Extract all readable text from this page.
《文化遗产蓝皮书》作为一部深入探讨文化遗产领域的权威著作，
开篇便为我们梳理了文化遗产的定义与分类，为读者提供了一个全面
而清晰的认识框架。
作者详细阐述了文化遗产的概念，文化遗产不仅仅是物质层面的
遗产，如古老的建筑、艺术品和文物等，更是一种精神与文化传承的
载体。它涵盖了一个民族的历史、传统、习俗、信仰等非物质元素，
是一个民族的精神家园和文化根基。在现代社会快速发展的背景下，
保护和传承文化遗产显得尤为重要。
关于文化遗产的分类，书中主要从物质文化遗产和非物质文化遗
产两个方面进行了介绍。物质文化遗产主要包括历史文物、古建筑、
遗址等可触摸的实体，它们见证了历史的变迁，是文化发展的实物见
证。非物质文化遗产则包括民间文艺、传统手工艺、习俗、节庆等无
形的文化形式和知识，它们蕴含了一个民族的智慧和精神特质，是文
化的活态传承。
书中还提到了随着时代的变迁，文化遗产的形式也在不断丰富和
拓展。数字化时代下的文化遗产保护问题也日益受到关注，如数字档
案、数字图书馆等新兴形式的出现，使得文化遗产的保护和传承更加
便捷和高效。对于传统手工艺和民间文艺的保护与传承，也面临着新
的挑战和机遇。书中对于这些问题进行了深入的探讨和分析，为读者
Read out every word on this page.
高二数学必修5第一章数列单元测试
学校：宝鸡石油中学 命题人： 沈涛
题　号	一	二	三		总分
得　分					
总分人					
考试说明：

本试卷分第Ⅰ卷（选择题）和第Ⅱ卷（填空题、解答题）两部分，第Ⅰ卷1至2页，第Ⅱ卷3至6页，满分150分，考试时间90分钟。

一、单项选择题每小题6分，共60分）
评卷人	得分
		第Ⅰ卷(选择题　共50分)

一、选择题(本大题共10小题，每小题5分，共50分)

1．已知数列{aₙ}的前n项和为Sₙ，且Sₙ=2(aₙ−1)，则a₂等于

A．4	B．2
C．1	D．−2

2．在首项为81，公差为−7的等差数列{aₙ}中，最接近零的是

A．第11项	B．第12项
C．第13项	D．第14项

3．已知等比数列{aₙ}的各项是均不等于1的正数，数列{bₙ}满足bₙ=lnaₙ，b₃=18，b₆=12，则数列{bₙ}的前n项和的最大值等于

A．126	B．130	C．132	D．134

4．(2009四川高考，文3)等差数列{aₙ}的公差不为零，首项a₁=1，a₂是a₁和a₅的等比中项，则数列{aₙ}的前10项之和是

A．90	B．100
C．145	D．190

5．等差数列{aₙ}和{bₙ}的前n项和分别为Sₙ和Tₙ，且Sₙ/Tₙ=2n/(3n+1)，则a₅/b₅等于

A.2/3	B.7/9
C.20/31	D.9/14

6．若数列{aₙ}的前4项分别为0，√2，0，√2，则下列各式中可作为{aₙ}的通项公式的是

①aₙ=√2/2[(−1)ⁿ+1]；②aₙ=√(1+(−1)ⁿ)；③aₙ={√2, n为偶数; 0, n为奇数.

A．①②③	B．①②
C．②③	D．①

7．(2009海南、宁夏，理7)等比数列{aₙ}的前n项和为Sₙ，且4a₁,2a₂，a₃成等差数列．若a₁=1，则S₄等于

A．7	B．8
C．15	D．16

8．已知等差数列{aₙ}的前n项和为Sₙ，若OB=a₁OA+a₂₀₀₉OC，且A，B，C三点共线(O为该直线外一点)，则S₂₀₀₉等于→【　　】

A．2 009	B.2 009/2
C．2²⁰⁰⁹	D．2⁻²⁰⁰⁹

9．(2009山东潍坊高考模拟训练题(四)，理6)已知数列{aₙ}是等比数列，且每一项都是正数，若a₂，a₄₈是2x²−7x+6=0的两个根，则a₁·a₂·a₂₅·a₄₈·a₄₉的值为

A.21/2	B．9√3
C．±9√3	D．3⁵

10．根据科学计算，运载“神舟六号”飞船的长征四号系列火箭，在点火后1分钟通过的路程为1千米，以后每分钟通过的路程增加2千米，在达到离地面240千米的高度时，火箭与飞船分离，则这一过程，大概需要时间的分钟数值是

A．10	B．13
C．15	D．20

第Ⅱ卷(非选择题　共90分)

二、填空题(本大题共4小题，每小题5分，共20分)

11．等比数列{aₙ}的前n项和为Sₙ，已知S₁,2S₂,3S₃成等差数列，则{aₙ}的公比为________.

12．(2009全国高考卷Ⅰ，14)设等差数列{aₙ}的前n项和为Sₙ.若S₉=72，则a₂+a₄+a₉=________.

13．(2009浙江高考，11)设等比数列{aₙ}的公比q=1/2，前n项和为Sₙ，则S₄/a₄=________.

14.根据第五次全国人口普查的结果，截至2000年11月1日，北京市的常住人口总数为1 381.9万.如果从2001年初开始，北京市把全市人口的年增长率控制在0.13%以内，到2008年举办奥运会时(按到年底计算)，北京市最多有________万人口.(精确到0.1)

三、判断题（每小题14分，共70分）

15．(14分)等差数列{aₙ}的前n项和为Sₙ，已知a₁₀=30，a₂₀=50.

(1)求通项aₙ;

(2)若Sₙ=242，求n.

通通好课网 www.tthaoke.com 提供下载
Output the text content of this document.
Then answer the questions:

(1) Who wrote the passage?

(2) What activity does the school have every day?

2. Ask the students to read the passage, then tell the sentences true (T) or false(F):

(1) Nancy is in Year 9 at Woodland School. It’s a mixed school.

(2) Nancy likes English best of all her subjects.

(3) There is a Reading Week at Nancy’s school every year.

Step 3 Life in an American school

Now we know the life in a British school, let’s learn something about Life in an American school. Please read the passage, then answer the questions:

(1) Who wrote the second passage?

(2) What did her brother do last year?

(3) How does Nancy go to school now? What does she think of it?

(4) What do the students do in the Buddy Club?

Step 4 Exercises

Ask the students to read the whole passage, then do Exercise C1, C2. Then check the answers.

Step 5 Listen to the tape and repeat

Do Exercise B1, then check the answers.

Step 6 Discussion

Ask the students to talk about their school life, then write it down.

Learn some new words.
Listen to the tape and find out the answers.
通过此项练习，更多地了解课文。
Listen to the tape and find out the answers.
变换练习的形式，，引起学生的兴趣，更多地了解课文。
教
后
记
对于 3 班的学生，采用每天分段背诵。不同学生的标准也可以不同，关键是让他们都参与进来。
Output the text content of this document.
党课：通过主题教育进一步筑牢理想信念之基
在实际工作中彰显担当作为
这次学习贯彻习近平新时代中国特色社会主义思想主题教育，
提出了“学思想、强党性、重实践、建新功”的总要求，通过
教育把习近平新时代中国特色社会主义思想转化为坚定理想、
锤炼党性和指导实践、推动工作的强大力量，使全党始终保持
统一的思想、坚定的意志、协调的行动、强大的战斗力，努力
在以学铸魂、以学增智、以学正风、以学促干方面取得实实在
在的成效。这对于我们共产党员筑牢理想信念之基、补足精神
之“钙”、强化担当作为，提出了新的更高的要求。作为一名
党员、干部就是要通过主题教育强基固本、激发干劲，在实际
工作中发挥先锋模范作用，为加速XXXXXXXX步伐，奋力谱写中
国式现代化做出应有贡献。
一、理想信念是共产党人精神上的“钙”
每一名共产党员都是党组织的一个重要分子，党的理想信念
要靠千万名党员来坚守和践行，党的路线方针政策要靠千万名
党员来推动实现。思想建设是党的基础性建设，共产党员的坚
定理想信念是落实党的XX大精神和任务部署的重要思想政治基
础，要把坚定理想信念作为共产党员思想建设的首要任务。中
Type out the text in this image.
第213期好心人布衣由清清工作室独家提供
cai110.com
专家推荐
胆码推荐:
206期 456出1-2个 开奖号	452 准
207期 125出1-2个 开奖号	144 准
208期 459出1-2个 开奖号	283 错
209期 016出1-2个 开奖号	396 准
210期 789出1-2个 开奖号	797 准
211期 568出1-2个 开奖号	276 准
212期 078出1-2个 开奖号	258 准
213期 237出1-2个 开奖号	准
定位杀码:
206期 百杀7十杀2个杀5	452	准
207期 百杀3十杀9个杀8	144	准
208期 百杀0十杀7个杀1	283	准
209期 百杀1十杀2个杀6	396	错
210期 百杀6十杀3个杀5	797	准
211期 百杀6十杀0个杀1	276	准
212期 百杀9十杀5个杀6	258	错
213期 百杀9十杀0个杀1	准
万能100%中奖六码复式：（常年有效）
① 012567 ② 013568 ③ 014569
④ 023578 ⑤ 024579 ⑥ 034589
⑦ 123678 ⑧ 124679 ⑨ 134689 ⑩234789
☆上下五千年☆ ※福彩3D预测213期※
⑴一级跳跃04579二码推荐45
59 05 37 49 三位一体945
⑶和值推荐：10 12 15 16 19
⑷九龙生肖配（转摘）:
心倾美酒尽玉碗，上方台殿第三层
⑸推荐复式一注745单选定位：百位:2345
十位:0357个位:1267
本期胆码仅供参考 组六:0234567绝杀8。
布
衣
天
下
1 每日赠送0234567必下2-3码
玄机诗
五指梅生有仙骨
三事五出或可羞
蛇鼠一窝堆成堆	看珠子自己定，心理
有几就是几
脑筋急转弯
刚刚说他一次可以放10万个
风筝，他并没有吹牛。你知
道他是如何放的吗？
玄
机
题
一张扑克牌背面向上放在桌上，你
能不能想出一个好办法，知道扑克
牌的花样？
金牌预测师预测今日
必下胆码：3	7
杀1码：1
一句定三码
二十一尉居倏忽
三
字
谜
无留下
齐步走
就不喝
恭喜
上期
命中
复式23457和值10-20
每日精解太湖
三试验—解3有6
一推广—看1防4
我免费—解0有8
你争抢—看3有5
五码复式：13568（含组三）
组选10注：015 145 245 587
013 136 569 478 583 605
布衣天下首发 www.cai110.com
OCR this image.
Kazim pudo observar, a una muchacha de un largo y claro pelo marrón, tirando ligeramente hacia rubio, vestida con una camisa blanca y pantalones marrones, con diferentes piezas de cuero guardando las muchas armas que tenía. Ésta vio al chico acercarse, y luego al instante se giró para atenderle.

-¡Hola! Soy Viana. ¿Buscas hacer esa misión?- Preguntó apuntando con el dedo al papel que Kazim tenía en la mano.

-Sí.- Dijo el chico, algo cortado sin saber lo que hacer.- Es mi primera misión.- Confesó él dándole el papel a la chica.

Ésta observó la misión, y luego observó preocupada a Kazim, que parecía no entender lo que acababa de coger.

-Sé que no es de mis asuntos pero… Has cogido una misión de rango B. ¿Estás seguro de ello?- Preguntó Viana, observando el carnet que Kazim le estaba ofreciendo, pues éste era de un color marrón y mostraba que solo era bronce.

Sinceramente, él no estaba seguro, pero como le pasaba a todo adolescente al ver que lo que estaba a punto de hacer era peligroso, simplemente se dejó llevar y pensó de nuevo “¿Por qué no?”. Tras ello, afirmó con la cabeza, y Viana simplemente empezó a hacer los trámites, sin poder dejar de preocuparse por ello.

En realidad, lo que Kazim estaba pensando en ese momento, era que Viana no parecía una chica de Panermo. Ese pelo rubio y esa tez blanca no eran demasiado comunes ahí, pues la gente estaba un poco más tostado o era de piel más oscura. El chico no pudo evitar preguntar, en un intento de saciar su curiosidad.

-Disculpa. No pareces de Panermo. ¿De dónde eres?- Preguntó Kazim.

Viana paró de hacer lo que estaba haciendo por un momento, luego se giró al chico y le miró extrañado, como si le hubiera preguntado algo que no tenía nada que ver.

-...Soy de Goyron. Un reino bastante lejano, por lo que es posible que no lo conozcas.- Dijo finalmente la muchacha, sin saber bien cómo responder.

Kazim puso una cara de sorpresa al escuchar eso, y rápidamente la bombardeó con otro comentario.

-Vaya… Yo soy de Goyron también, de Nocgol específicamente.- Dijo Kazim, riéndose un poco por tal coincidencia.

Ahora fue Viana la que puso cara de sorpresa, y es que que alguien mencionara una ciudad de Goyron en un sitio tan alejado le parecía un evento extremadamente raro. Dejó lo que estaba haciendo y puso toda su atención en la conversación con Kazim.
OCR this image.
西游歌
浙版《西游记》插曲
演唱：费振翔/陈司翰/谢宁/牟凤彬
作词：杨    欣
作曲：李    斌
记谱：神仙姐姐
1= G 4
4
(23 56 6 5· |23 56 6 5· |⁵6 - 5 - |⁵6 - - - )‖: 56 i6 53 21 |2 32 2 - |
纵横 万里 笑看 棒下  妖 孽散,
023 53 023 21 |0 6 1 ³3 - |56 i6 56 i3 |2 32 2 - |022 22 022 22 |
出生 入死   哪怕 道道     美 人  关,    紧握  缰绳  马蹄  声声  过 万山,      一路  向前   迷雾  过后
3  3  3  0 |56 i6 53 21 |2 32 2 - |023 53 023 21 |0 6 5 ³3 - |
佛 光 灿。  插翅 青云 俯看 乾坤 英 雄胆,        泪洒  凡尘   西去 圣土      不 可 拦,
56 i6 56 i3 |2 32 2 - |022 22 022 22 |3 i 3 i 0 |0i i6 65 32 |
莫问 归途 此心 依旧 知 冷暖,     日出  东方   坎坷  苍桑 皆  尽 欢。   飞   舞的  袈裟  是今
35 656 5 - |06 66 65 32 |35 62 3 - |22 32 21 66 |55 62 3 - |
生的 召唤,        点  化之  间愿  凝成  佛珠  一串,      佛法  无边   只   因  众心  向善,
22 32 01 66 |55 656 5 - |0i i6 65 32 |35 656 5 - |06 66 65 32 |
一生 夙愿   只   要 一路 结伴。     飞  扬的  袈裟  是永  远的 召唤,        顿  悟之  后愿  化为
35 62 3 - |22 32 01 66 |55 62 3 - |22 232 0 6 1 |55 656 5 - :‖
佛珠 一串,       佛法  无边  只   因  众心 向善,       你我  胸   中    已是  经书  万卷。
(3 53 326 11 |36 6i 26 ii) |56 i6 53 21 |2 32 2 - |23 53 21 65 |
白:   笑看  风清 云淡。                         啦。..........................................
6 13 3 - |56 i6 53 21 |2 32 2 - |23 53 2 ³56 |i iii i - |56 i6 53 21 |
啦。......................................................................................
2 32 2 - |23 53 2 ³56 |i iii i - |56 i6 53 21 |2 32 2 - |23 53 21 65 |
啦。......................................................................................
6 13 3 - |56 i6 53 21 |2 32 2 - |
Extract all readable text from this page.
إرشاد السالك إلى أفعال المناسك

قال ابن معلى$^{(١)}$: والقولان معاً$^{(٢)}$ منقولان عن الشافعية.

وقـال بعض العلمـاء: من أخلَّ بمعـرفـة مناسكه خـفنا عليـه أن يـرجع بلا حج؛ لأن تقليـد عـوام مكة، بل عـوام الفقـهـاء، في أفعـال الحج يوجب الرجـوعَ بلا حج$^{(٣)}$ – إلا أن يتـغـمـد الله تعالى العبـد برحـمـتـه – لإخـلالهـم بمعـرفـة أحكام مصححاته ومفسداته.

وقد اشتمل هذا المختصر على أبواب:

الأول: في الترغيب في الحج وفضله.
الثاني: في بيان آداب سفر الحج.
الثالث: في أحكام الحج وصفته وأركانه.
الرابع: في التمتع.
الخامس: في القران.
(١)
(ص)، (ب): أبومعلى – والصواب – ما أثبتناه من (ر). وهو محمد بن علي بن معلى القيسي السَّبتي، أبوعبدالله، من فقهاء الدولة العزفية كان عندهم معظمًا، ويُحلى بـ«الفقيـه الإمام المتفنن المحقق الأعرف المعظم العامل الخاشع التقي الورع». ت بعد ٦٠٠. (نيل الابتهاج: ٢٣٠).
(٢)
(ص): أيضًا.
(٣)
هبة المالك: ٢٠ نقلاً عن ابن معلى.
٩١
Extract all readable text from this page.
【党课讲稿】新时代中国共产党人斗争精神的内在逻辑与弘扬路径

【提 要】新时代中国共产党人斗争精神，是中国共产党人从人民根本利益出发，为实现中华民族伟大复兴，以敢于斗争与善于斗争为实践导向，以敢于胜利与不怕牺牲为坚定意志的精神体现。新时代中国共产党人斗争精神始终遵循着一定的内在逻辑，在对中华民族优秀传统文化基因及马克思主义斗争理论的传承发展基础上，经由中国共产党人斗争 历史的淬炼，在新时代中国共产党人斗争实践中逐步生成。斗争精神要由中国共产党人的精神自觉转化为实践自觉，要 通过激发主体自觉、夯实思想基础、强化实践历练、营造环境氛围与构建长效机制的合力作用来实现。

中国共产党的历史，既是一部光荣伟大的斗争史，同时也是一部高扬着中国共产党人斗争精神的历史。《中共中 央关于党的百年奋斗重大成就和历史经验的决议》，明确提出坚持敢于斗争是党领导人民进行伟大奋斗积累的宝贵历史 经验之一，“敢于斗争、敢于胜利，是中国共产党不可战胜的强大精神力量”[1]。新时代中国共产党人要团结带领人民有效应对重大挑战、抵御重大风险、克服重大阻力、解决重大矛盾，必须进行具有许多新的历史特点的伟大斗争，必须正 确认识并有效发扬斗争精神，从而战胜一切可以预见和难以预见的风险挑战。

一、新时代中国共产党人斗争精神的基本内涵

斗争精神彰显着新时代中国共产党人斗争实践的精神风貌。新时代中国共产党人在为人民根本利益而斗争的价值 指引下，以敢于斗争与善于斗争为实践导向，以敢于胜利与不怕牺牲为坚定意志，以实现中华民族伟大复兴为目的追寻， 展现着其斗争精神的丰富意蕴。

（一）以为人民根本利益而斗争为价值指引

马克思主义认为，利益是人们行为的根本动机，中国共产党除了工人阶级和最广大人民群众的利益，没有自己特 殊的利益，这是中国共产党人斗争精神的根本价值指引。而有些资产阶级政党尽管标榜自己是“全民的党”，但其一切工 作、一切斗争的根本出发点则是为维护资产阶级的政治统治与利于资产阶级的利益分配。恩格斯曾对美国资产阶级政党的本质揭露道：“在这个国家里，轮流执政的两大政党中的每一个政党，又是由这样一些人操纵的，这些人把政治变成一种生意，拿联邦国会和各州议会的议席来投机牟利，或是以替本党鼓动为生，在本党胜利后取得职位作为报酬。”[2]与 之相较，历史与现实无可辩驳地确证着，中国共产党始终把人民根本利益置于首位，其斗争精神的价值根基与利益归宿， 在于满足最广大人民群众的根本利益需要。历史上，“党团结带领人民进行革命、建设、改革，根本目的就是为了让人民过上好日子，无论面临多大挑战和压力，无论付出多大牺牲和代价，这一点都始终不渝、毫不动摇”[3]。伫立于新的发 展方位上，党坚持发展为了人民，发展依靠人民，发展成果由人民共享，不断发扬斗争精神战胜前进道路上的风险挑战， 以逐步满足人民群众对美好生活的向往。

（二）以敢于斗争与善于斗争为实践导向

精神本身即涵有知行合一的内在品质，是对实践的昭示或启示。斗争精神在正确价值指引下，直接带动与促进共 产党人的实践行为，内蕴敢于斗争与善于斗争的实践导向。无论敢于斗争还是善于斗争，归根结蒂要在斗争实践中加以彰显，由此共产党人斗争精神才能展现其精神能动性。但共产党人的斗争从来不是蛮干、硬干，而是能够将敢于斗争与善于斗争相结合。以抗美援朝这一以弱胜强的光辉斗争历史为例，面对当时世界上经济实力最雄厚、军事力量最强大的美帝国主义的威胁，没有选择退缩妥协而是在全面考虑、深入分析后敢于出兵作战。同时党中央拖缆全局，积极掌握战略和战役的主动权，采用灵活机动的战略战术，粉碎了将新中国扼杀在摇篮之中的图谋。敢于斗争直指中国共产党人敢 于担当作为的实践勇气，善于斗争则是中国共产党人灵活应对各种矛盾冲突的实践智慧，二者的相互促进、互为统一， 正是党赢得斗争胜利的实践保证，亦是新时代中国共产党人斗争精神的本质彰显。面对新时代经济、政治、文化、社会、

·····

Aim: In the records above, collect each line with "students".

Result of the task:
2. Ask the students to read the passage, then tell the sentences true (T) or false(F):
(4) What do the students do in the Buddy Club?
Ask the students to read the whole passage, then do Exercise C1, C2. Then check the answers.
Ask the students to talk about their school life, then write it down.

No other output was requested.